→ **Consigna dada 1**
Imprime sin cambios el fragmento del texto sobre la democracia boliviana que va entre "En lo que va" y "y rebeldía colectiva.", ambos incluidos.

¿Cómo se explica que el grupo en el poder se empeñe tan abiertamente en una verdadera guerra de baja intensidad contra la historia, la memoria y las libertades de la población a la que pretende gobernar?
En lo que va de la democracia boliviana reciente desde 1982, mientras la mayoría de los ciudadanos y de los propios gobernantes consiguió preservar la continuidad del régimen recuperado en octubre de ese año, sólo hubo dos circunstancias que marcaron el rumbo contrario: una tuvo lugar entre febrero y octubre de 2003, la otra entre febrero de 2016 y noviembre de 2019, que fueron momentos-síntesis de descomposición política y rebeldía colectiva.

→ **Consigna dada 2**
Reproduce sin alteraciones las líneas de los registros que van desde el comienzo de estos hasta la línea que contiene "cell-units[interactable] (410, 285, 463, 309)", ambos extremos incluidos, y solo esas.

→ **Materiales del ejercicio**
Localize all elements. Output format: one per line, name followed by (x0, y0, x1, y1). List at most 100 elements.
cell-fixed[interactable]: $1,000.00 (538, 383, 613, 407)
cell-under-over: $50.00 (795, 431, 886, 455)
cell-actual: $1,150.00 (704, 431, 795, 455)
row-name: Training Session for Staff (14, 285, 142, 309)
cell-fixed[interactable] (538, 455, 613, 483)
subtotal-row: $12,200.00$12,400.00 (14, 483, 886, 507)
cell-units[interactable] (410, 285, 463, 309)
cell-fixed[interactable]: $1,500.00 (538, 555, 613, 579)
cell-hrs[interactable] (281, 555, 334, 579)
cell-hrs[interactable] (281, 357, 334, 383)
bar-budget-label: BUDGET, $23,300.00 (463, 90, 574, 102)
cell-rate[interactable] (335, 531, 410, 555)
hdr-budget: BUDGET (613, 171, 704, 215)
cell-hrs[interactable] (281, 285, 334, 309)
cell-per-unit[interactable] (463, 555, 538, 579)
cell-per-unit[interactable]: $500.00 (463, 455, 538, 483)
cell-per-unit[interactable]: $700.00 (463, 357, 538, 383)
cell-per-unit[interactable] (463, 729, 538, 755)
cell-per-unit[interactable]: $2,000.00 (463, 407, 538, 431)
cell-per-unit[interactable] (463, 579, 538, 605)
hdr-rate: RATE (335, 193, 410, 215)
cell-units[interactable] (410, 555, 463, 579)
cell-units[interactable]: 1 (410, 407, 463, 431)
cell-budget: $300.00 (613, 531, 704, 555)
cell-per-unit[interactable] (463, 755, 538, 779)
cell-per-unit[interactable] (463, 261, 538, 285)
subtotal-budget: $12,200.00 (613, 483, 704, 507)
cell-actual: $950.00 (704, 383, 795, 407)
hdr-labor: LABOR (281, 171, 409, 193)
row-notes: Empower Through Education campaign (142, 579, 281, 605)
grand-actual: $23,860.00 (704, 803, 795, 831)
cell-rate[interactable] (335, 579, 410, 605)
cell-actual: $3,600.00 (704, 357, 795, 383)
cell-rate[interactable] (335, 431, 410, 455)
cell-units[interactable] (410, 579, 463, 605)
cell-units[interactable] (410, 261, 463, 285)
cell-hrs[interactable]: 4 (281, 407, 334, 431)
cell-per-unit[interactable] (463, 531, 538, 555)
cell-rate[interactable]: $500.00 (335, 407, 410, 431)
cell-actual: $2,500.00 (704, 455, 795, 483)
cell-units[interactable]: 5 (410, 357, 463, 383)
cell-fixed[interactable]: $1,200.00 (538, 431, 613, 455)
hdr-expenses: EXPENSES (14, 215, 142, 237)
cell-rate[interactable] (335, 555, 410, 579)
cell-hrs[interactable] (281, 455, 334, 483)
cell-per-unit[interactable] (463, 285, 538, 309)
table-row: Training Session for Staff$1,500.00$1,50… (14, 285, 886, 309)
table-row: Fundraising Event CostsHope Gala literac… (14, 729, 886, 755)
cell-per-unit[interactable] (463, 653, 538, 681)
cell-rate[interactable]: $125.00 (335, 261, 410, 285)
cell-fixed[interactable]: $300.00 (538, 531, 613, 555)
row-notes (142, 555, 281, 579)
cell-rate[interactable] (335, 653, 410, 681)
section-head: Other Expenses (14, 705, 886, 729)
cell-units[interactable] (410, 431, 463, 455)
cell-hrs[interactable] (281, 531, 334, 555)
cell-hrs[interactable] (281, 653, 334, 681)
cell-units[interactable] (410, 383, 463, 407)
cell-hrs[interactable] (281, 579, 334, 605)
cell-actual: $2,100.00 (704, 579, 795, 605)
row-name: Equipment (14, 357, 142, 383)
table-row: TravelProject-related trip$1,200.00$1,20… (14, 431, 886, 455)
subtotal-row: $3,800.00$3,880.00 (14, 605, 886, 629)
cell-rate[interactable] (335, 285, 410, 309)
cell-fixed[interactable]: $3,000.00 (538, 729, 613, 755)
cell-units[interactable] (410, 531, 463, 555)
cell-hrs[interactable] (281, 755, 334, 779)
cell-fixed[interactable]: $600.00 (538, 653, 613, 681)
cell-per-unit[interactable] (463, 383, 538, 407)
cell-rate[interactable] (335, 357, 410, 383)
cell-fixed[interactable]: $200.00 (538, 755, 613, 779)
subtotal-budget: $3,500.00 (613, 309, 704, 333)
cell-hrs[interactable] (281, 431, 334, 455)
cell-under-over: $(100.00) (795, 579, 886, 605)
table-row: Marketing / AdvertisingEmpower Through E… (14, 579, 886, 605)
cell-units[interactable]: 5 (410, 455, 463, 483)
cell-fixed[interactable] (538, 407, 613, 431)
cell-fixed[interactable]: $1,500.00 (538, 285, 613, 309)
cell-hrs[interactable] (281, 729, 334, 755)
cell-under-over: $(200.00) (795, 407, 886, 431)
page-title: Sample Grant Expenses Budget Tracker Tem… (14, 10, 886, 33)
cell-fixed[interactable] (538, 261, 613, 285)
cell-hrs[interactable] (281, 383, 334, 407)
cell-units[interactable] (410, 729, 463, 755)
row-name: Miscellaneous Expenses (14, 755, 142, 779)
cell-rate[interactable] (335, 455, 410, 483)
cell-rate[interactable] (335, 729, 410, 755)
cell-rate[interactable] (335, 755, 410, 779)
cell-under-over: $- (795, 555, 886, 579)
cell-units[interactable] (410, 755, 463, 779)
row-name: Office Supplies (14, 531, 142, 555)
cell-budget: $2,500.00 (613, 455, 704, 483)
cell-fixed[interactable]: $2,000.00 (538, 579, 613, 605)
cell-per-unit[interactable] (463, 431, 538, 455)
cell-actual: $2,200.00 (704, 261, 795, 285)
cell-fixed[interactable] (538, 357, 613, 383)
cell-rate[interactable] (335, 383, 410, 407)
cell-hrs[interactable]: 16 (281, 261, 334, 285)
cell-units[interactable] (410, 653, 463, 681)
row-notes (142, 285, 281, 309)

→ **Respuesta 1**
En lo que va de la democracia boliviana reciente desde 1982, mientras la mayoría de los ciudadanos y de los propios gobernantes consiguió preservar la continuidad del régimen recuperado en octubre de ese año, sólo hubo dos circunstancias que marcaron el rumbo contrario: una tuvo lugar entre febrero y octubre de 2003, la otra entre febrero de 2016 y noviembre de 2019, que fueron momentos-síntesis de descomposición política y rebeldía colectiva.

→ **Respuesta 2**
Localize all elements. Output format: one per line, name followed by (x0, y0, x1, y1). List at most 100 elements.
cell-fixed[interactable]: $1,000.00 (538, 383, 613, 407)
cell-under-over: $50.00 (795, 431, 886, 455)
cell-actual: $1,150.00 (704, 431, 795, 455)
row-name: Training Session for Staff (14, 285, 142, 309)
cell-fixed[interactable] (538, 455, 613, 483)
subtotal-row: $12,200.00$12,400.00 (14, 483, 886, 507)
cell-units[interactable] (410, 285, 463, 309)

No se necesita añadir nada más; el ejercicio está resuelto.